BEGIN RECORDS FOR THIS TASK

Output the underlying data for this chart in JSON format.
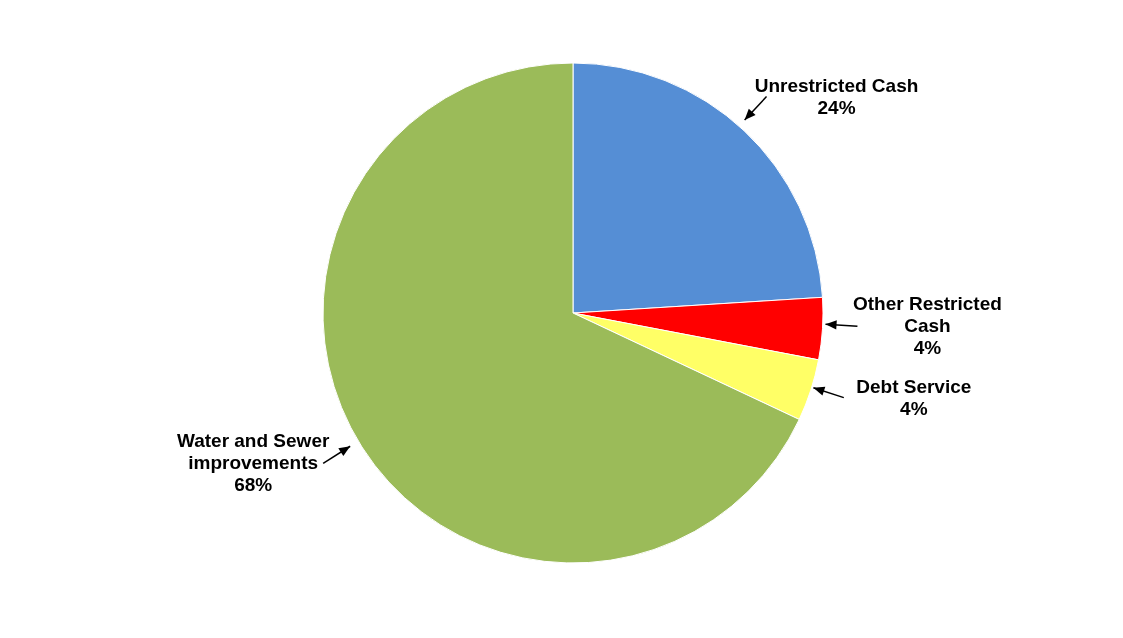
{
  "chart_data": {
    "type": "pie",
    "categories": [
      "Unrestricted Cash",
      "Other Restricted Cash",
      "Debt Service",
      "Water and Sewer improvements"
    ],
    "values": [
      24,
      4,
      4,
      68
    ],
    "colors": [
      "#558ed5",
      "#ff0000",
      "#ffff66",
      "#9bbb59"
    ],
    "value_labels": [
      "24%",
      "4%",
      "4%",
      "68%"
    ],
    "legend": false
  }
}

END RECORDS FOR THIS TASK
BEGIN RECORDS FOR THIS TASK

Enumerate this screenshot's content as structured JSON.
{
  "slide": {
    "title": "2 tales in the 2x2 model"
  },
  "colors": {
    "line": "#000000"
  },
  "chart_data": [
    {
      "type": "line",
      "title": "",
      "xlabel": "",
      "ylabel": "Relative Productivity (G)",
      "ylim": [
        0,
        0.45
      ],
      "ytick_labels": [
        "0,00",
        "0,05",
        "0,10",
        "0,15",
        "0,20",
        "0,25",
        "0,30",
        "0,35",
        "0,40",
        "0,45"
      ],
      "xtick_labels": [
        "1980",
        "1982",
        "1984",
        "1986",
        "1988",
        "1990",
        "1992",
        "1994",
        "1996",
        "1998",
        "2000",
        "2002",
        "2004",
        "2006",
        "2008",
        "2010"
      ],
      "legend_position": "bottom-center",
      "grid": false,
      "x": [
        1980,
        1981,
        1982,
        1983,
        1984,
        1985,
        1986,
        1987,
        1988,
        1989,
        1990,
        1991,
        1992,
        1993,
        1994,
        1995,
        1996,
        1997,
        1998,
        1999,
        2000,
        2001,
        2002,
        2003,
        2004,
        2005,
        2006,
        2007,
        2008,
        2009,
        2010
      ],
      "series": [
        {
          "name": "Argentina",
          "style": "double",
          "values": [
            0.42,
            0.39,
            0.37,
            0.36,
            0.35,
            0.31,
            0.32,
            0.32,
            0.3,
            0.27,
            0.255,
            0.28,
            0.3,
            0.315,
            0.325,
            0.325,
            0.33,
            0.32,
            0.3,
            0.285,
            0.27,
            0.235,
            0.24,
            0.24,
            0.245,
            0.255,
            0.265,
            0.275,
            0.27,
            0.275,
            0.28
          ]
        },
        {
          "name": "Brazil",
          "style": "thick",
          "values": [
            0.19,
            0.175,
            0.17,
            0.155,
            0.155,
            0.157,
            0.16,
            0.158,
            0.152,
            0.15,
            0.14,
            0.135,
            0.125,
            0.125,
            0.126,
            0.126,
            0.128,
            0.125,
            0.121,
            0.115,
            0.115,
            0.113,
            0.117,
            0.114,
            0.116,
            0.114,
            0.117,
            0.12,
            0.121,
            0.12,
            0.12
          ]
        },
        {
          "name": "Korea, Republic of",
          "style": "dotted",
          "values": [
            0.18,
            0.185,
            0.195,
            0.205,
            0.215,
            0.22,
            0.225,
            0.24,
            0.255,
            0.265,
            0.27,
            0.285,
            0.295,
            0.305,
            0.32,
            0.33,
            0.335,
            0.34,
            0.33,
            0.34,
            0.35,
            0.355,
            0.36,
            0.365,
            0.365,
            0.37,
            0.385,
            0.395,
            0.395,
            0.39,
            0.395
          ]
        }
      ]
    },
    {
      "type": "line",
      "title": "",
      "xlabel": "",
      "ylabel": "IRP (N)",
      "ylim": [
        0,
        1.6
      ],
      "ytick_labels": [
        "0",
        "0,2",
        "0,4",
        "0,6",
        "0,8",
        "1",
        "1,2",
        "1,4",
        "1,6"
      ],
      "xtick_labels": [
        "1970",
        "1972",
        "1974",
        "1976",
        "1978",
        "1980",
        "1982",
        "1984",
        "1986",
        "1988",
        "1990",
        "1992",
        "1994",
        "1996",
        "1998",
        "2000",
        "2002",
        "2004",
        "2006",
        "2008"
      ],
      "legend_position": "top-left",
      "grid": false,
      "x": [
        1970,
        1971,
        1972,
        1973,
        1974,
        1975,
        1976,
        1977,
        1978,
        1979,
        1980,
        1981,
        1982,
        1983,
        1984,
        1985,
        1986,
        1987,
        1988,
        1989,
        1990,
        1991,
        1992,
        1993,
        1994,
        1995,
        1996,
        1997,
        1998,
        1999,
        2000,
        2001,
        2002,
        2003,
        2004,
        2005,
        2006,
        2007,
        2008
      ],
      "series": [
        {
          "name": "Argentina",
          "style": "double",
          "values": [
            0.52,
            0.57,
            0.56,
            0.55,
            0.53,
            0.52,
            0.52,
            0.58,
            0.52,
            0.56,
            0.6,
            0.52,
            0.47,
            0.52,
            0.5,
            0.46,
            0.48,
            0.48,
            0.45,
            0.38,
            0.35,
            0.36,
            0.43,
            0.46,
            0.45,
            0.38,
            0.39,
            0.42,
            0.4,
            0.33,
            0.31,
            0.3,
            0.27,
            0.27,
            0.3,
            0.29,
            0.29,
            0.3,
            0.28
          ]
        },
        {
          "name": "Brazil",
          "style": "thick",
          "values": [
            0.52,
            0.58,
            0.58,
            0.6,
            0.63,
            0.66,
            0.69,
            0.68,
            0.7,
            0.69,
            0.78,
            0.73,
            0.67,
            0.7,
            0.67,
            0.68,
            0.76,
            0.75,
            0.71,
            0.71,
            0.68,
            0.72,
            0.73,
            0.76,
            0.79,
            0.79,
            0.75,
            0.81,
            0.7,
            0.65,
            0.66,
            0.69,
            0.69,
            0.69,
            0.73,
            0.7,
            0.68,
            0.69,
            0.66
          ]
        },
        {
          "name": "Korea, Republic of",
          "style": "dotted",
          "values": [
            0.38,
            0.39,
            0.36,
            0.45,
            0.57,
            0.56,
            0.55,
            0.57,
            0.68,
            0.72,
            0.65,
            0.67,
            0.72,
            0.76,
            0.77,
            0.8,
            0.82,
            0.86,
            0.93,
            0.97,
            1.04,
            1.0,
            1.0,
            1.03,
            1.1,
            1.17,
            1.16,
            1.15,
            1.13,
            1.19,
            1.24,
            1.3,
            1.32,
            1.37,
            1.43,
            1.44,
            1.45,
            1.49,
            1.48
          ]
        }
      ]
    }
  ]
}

END RECORDS FOR THIS TASK

### DO THIS
Provide only the count of lines in the data above that include the string "ylabel".

### WRITTEN SOLUTION
2